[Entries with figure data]
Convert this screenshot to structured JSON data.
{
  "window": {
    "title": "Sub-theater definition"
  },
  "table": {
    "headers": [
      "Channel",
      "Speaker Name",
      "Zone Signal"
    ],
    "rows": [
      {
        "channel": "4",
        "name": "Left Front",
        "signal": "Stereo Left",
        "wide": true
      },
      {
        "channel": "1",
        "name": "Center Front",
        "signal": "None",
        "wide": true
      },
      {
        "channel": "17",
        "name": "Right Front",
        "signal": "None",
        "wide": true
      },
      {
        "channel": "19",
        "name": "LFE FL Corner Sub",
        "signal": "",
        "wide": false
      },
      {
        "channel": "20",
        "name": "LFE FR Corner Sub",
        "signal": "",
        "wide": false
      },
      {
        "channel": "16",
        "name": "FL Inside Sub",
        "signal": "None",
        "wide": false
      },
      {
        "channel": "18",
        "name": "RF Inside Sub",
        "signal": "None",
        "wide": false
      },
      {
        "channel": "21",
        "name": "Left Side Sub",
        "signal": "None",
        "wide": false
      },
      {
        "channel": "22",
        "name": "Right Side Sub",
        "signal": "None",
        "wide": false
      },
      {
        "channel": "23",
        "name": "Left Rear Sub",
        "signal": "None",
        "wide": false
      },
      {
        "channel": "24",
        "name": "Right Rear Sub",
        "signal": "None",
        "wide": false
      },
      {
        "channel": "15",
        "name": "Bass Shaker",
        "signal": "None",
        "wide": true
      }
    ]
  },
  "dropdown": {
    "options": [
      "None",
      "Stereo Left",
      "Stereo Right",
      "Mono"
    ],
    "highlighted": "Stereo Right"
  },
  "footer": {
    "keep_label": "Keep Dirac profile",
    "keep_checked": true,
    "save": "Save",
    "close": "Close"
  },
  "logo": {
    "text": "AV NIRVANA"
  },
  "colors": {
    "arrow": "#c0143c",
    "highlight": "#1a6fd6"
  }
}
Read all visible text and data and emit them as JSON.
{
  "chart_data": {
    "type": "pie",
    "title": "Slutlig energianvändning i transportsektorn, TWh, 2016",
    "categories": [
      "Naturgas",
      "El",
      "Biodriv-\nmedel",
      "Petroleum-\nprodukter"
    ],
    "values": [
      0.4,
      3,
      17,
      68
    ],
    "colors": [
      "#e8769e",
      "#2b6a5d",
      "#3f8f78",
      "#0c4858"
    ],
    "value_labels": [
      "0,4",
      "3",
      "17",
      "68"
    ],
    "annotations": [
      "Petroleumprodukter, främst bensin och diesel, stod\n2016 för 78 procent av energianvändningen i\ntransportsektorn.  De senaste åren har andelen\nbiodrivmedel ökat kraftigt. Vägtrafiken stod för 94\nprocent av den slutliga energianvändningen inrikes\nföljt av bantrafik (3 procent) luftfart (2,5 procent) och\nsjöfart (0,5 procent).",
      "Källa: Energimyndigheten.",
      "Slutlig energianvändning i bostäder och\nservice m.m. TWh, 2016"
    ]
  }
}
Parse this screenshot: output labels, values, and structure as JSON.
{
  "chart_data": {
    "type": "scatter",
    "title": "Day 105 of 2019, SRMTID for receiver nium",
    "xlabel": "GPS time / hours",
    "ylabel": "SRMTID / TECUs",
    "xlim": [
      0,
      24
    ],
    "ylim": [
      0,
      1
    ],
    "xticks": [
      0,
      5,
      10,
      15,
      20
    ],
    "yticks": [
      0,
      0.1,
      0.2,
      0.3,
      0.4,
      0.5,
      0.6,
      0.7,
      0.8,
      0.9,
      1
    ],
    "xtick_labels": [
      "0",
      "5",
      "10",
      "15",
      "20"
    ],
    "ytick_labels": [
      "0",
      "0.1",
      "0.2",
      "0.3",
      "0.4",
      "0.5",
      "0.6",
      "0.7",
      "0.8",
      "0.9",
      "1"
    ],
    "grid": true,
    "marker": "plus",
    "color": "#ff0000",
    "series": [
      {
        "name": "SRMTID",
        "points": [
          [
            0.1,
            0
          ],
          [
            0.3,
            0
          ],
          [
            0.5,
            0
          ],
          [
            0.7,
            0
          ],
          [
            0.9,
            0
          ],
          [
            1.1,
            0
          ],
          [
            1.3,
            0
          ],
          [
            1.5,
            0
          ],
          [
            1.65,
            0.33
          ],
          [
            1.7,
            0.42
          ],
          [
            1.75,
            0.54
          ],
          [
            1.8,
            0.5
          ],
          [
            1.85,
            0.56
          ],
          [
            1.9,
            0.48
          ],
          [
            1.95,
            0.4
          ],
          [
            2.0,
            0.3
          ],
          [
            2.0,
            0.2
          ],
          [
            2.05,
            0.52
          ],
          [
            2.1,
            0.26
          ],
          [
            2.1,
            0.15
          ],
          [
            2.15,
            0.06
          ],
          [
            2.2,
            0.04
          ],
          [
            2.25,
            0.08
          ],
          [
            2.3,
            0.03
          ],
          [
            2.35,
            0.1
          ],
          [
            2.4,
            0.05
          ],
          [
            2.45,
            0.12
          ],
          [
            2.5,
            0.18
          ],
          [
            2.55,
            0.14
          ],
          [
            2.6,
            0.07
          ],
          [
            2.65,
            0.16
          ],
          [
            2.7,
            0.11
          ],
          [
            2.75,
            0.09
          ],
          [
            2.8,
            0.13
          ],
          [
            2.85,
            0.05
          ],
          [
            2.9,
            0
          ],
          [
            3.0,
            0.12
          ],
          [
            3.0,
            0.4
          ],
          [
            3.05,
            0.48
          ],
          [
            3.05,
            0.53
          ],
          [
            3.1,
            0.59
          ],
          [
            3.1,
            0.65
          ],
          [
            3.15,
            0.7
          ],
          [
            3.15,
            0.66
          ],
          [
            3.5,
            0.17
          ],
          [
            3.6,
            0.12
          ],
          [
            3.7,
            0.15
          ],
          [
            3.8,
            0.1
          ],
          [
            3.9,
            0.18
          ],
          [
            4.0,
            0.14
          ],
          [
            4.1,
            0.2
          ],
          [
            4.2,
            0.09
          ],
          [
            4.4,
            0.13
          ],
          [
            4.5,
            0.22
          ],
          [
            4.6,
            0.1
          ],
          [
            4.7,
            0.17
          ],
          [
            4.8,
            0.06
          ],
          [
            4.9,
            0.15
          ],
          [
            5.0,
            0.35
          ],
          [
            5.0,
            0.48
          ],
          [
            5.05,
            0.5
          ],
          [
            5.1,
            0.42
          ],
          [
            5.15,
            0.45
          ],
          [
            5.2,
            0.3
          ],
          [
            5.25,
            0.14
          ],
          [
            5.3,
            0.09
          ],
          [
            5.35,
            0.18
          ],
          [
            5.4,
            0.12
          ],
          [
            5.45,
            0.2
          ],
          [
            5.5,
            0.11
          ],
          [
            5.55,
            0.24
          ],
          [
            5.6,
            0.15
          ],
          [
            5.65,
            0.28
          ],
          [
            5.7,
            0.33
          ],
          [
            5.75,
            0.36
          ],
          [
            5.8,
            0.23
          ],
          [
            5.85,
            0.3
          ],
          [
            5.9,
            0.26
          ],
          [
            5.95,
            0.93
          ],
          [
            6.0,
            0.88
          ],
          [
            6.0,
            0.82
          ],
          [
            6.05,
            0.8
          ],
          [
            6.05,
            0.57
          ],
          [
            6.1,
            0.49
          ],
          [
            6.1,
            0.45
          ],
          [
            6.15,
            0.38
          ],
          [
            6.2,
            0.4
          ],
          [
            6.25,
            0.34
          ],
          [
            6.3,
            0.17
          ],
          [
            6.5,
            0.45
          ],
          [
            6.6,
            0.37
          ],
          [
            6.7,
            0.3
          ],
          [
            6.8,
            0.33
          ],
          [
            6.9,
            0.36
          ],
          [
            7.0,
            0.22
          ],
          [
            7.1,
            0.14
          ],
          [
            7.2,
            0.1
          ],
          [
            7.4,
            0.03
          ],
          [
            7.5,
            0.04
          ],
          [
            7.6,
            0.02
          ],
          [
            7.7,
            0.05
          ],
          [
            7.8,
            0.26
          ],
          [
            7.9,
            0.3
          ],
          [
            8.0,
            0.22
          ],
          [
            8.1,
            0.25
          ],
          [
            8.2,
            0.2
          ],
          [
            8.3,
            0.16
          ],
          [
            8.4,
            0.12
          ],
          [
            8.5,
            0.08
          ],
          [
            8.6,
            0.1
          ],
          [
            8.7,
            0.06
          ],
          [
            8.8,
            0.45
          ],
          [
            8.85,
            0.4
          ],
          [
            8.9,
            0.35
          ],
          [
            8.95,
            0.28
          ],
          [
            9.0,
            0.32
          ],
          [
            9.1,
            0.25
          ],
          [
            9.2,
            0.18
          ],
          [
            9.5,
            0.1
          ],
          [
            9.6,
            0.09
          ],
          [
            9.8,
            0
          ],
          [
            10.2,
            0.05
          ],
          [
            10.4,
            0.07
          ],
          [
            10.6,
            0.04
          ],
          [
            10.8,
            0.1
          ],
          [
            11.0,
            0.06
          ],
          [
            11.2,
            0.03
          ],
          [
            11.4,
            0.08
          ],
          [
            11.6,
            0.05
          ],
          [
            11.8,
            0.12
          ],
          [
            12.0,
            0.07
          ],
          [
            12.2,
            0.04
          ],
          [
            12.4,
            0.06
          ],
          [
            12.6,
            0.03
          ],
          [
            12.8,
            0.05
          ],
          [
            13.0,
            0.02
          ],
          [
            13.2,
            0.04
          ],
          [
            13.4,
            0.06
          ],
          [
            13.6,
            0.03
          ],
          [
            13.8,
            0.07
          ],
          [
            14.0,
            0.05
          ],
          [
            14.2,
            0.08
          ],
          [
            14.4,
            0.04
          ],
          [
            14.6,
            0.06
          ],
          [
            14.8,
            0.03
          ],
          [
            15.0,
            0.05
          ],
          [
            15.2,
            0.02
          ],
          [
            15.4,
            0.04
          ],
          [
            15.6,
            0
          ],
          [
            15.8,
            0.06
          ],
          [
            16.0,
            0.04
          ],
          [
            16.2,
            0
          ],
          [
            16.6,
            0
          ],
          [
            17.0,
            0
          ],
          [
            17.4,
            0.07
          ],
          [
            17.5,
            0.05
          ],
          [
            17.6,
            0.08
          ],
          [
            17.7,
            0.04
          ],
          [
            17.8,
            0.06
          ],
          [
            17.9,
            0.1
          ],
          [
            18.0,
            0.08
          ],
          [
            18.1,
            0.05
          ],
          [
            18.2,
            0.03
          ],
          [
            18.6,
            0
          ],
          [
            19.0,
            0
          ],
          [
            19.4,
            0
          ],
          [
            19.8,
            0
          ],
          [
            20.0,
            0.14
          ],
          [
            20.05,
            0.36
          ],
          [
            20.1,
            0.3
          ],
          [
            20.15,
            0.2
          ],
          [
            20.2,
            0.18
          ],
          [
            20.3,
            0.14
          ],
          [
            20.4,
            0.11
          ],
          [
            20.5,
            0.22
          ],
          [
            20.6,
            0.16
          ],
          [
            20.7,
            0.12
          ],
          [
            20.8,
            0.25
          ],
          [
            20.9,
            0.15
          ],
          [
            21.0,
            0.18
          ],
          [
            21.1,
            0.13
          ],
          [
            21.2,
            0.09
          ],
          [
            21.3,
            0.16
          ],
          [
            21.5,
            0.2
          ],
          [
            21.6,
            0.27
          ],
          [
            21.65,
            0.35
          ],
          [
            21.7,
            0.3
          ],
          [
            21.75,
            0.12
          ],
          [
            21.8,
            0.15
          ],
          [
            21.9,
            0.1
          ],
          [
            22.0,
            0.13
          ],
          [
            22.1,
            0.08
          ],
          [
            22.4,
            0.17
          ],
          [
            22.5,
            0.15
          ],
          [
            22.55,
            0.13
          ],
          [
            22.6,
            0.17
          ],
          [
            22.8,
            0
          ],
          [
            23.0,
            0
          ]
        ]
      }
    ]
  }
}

▸ STATED PROBLEM:
Read through the lines above and collect those that contain the string "text".

▸ PROBLEM SOLUTION:
    "text": "AV NIRVANA"
Read all visible text and data and emit them as JSON.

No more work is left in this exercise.